Saved data entries
· · · · · · ·
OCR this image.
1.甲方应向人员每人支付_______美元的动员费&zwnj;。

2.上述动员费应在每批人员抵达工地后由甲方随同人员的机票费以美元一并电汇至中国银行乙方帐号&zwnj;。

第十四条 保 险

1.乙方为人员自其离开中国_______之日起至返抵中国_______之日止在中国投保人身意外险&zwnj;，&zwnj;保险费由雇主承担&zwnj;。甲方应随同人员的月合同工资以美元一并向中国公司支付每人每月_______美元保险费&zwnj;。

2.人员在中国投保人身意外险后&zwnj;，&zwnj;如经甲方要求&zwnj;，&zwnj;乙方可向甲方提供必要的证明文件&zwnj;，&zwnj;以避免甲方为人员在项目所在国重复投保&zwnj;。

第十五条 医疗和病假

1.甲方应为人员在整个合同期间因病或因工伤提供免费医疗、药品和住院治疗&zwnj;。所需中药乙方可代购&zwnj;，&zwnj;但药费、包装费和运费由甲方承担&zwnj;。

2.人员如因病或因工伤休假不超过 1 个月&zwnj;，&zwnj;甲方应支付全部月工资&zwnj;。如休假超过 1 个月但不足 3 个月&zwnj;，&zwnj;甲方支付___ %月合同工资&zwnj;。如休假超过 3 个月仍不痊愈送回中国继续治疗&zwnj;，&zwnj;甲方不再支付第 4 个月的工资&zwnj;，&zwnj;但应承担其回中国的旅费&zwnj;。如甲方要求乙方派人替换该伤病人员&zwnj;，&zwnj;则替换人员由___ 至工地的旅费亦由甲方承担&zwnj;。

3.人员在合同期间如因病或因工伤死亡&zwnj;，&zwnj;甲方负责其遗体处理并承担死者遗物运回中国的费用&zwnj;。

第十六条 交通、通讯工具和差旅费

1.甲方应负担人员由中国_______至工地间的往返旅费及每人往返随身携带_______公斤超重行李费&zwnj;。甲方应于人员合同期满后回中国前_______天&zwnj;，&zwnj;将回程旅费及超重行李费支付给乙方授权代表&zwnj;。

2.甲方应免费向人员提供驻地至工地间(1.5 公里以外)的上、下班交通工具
· · · · · · ·
Task requirements →
Restate the whole of the material exactly.

Exercise result →
OCR this image.
1.甲方应向人员每人支付_______美元的动员费&zwnj;。

2.上述动员费应在每批人员抵达工地后由甲方随同人员的机票费以美元一并电汇至中国银行乙方帐号&zwnj;。

第十四条 保 险

1.乙方为人员自其离开中国_______之日起至返抵中国_______之日止在中国投保人身意外险&zwnj;，&zwnj;保险费由雇主承担&zwnj;。甲方应随同人员的月合同工资以美元一并向中国公司支付每人每月_______美元保险费&zwnj;。

2.人员在中国投保人身意外险后&zwnj;，&zwnj;如经甲方要求&zwnj;，&zwnj;乙方可向甲方提供必要的证明文件&zwnj;，&zwnj;以避免甲方为人员在项目所在国重复投保&zwnj;。

第十五条 医疗和病假

1.甲方应为人员在整个合同期间因病或因工伤提供免费医疗、药品和住院治疗&zwnj;。所需中药乙方可代购&zwnj;，&zwnj;但药费、包装费和运费由甲方承担&zwnj;。

2.人员如因病或因工伤休假不超过 1 个月&zwnj;，&zwnj;甲方应支付全部月工资&zwnj;。如休假超过 1 个月但不足 3 个月&zwnj;，&zwnj;甲方支付___ %月合同工资&zwnj;。如休假超过 3 个月仍不痊愈送回中国继续治疗&zwnj;，&zwnj;甲方不再支付第 4 个月的工资&zwnj;，&zwnj;但应承担其回中国的旅费&zwnj;。如甲方要求乙方派人替换该伤病人员&zwnj;，&zwnj;则替换人员由___ 至工地的旅费亦由甲方承担&zwnj;。

3.人员在合同期间如因病或因工伤死亡&zwnj;，&zwnj;甲方负责其遗体处理并承担死者遗物运回中国的费用&zwnj;。

第十六条 交通、通讯工具和差旅费

1.甲方应负担人员由中国_______至工地间的往返旅费及每人往返随身携带_______公斤超重行李费&zwnj;。甲方应于人员合同期满后回中国前_______天&zwnj;，&zwnj;将回程旅费及超重行李费支付给乙方授权代表&zwnj;。

2.甲方应免费向人员提供驻地至工地间(1.5 公里以外)的上、下班交通工具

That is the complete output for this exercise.